### Dataset content

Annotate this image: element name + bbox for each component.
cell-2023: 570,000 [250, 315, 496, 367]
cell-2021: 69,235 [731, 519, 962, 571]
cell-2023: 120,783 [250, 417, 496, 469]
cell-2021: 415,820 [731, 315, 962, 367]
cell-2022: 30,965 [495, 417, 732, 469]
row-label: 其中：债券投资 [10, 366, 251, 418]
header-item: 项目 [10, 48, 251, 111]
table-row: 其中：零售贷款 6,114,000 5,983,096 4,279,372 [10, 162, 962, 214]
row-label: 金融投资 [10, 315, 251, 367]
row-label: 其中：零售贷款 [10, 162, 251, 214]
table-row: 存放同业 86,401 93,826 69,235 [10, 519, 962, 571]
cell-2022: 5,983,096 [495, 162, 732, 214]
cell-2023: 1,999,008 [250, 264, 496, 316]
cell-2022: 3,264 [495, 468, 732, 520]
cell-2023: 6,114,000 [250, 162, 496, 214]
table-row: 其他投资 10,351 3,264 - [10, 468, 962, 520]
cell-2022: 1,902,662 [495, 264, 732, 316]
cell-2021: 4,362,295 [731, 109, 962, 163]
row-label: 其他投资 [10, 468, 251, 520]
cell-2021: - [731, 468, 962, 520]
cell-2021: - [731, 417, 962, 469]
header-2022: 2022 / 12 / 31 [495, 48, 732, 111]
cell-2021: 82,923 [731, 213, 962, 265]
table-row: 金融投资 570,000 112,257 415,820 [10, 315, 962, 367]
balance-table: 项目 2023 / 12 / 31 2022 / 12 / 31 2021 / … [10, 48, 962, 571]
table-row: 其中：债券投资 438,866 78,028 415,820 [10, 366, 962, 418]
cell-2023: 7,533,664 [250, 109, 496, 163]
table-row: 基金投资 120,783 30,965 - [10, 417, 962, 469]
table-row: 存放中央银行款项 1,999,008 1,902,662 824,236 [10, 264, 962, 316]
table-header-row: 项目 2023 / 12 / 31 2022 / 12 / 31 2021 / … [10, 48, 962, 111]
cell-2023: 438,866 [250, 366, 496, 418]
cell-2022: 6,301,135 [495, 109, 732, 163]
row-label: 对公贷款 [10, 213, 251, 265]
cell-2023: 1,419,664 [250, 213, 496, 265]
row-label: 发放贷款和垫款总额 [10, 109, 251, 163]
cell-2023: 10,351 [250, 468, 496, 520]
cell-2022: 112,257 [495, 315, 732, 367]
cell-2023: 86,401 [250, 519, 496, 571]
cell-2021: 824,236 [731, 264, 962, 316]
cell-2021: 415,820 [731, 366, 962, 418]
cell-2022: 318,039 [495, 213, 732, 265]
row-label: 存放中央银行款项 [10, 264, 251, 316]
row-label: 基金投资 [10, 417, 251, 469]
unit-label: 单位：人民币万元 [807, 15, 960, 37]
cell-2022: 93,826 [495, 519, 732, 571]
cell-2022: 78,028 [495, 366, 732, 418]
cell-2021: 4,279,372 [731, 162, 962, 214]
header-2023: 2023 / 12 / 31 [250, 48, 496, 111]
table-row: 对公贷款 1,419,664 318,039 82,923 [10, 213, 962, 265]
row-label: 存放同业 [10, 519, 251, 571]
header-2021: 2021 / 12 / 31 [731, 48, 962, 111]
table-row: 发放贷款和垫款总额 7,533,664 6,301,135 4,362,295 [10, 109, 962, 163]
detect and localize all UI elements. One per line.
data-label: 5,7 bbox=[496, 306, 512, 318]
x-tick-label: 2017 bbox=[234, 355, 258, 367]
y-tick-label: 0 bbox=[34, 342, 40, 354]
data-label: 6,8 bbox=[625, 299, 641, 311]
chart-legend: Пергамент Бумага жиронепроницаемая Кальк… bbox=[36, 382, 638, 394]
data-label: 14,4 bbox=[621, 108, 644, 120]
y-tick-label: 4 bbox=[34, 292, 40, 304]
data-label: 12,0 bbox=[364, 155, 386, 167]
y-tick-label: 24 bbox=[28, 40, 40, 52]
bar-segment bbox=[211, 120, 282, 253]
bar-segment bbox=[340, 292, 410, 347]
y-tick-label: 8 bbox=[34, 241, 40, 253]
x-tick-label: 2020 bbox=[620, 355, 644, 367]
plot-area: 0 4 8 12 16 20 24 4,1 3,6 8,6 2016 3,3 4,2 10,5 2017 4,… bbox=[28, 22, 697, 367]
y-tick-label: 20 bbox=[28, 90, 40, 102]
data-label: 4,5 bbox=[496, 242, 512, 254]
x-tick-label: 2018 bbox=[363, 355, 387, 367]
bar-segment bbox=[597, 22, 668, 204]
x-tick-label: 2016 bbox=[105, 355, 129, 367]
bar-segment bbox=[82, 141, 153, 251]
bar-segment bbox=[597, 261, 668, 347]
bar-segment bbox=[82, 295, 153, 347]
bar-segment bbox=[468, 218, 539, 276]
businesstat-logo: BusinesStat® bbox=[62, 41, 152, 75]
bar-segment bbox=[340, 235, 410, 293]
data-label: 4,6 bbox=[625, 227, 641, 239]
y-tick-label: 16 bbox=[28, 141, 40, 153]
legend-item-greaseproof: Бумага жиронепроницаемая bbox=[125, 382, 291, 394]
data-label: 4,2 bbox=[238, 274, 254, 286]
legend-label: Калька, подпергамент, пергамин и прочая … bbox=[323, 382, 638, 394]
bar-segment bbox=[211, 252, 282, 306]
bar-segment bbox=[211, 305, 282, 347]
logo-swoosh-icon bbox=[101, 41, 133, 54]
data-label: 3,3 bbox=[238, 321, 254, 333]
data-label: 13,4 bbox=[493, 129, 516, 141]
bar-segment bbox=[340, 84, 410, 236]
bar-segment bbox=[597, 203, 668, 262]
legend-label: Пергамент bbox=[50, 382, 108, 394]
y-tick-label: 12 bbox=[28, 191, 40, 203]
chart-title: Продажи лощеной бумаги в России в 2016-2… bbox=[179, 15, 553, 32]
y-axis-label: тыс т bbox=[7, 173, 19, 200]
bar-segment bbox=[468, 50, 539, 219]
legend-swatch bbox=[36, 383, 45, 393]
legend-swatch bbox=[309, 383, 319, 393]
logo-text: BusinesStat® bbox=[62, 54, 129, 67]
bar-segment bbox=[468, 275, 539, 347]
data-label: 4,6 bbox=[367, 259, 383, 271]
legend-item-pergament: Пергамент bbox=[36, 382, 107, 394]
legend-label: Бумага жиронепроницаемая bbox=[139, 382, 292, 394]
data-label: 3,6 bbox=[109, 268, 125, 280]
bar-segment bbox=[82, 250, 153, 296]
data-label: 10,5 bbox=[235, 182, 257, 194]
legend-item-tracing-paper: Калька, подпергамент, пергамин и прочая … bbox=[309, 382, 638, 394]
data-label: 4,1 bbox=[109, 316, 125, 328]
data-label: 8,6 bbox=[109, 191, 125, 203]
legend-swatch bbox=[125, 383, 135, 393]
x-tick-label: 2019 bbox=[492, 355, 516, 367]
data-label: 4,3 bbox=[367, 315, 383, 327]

######

* **Instruction**
Rewrite the items above, substituting "row-heading" for every occurrence of "row-label" and keeping everything else unchanged.

* **Solution to the exercise**
Annotate this image: element name + bbox for each component.
cell-2023: 570,000 [250, 315, 496, 367]
cell-2021: 69,235 [731, 519, 962, 571]
cell-2023: 120,783 [250, 417, 496, 469]
cell-2021: 415,820 [731, 315, 962, 367]
cell-2022: 30,965 [495, 417, 732, 469]
row-heading: 其中：债券投资 [10, 366, 251, 418]
header-item: 项目 [10, 48, 251, 111]
table-row: 其中：零售贷款 6,114,000 5,983,096 4,279,372 [10, 162, 962, 214]
row-heading: 金融投资 [10, 315, 251, 367]
row-heading: 其中：零售贷款 [10, 162, 251, 214]
table-row: 存放同业 86,401 93,826 69,235 [10, 519, 962, 571]
cell-2022: 5,983,096 [495, 162, 732, 214]
cell-2023: 1,999,008 [250, 264, 496, 316]
cell-2022: 3,264 [495, 468, 732, 520]
cell-2023: 6,114,000 [250, 162, 496, 214]
table-row: 其他投资 10,351 3,264 - [10, 468, 962, 520]
cell-2022: 1,902,662 [495, 264, 732, 316]
cell-2021: 4,362,295 [731, 109, 962, 163]
row-heading: 其他投资 [10, 468, 251, 520]
cell-2021: - [731, 468, 962, 520]
cell-2021: - [731, 417, 962, 469]
header-2022: 2022 / 12 / 31 [495, 48, 732, 111]
cell-2021: 82,923 [731, 213, 962, 265]
table-row: 金融投资 570,000 112,257 415,820 [10, 315, 962, 367]
balance-table: 项目 2023 / 12 / 31 2022 / 12 / 31 2021 / … [10, 48, 962, 571]
table-row: 其中：债券投资 438,866 78,028 415,820 [10, 366, 962, 418]
cell-2023: 7,533,664 [250, 109, 496, 163]
table-row: 基金投资 120,783 30,965 - [10, 417, 962, 469]
table-row: 存放中央银行款项 1,999,008 1,902,662 824,236 [10, 264, 962, 316]
table-header-row: 项目 2023 / 12 / 31 2022 / 12 / 31 2021 / … [10, 48, 962, 111]
cell-2023: 438,866 [250, 366, 496, 418]
cell-2022: 6,301,135 [495, 109, 732, 163]
row-heading: 对公贷款 [10, 213, 251, 265]
cell-2023: 1,419,664 [250, 213, 496, 265]
row-heading: 发放贷款和垫款总额 [10, 109, 251, 163]
cell-2023: 10,351 [250, 468, 496, 520]
cell-2022: 112,257 [495, 315, 732, 367]
cell-2023: 86,401 [250, 519, 496, 571]
cell-2021: 824,236 [731, 264, 962, 316]
cell-2021: 415,820 [731, 366, 962, 418]
cell-2022: 318,039 [495, 213, 732, 265]
row-heading: 存放中央银行款项 [10, 264, 251, 316]
row-heading: 基金投资 [10, 417, 251, 469]
unit-label: 单位：人民币万元 [807, 15, 960, 37]
cell-2022: 93,826 [495, 519, 732, 571]
cell-2022: 78,028 [495, 366, 732, 418]
cell-2021: 4,279,372 [731, 162, 962, 214]
header-2023: 2023 / 12 / 31 [250, 48, 496, 111]
table-row: 对公贷款 1,419,664 318,039 82,923 [10, 213, 962, 265]
row-heading: 存放同业 [10, 519, 251, 571]
header-2021: 2021 / 12 / 31 [731, 48, 962, 111]
table-row: 发放贷款和垫款总额 7,533,664 6,301,135 4,362,295 [10, 109, 962, 163]
detect and localize all UI elements. One per line.
data-label: 5,7 bbox=[496, 306, 512, 318]
x-tick-label: 2017 bbox=[234, 355, 258, 367]
y-tick-label: 0 bbox=[34, 342, 40, 354]
data-label: 6,8 bbox=[625, 299, 641, 311]
chart-legend: Пергамент Бумага жиронепроницаемая Кальк… bbox=[36, 382, 638, 394]
data-label: 14,4 bbox=[621, 108, 644, 120]
y-tick-label: 4 bbox=[34, 292, 40, 304]
data-label: 12,0 bbox=[364, 155, 386, 167]
y-tick-label: 24 bbox=[28, 40, 40, 52]
bar-segment bbox=[211, 120, 282, 253]
bar-segment bbox=[340, 292, 410, 347]
y-tick-label: 8 bbox=[34, 241, 40, 253]
x-tick-label: 2020 bbox=[620, 355, 644, 367]
plot-area: 0 4 8 12 16 20 24 4,1 3,6 8,6 2016 3,3 4,2 10,5 2017 4,… bbox=[28, 22, 697, 367]
y-tick-label: 20 bbox=[28, 90, 40, 102]
data-label: 4,5 bbox=[496, 242, 512, 254]
x-tick-label: 2018 bbox=[363, 355, 387, 367]
bar-segment bbox=[597, 22, 668, 204]
x-tick-label: 2016 bbox=[105, 355, 129, 367]
bar-segment bbox=[82, 141, 153, 251]
bar-segment bbox=[597, 261, 668, 347]
bar-segment bbox=[82, 295, 153, 347]
bar-segment bbox=[468, 218, 539, 276]
businesstat-logo: BusinesStat® bbox=[62, 41, 152, 75]
bar-segment bbox=[340, 235, 410, 293]
data-label: 4,6 bbox=[625, 227, 641, 239]
y-tick-label: 16 bbox=[28, 141, 40, 153]
legend-item-greaseproof: Бумага жиронепроницаемая bbox=[125, 382, 291, 394]
data-label: 4,2 bbox=[238, 274, 254, 286]
legend-label: Калька, подпергамент, пергамин и прочая … bbox=[323, 382, 638, 394]
bar-segment bbox=[211, 252, 282, 306]
bar-segment bbox=[211, 305, 282, 347]
logo-swoosh-icon bbox=[101, 41, 133, 54]
data-label: 3,3 bbox=[238, 321, 254, 333]
data-label: 13,4 bbox=[493, 129, 516, 141]
bar-segment bbox=[340, 84, 410, 236]
bar-segment bbox=[597, 203, 668, 262]
legend-label: Пергамент bbox=[50, 382, 108, 394]
y-tick-label: 12 bbox=[28, 191, 40, 203]
chart-title: Продажи лощеной бумаги в России в 2016-2… bbox=[179, 15, 553, 32]
y-axis-label: тыс т bbox=[7, 173, 19, 200]
bar-segment bbox=[468, 50, 539, 219]
legend-swatch bbox=[36, 383, 45, 393]
legend-swatch bbox=[309, 383, 319, 393]
logo-text: BusinesStat® bbox=[62, 54, 129, 67]
bar-segment bbox=[468, 275, 539, 347]
data-label: 4,6 bbox=[367, 259, 383, 271]
legend-item-pergament: Пергамент bbox=[36, 382, 107, 394]
legend-label: Бумага жиронепроницаемая bbox=[139, 382, 292, 394]
data-label: 3,6 bbox=[109, 268, 125, 280]
bar-segment bbox=[82, 250, 153, 296]
data-label: 10,5 bbox=[235, 182, 257, 194]
legend-item-tracing-paper: Калька, подпергамент, пергамин и прочая … bbox=[309, 382, 638, 394]
data-label: 4,1 bbox=[109, 316, 125, 328]
data-label: 8,6 bbox=[109, 191, 125, 203]
legend-swatch bbox=[125, 383, 135, 393]
x-tick-label: 2019 bbox=[492, 355, 516, 367]
data-label: 4,3 bbox=[367, 315, 383, 327]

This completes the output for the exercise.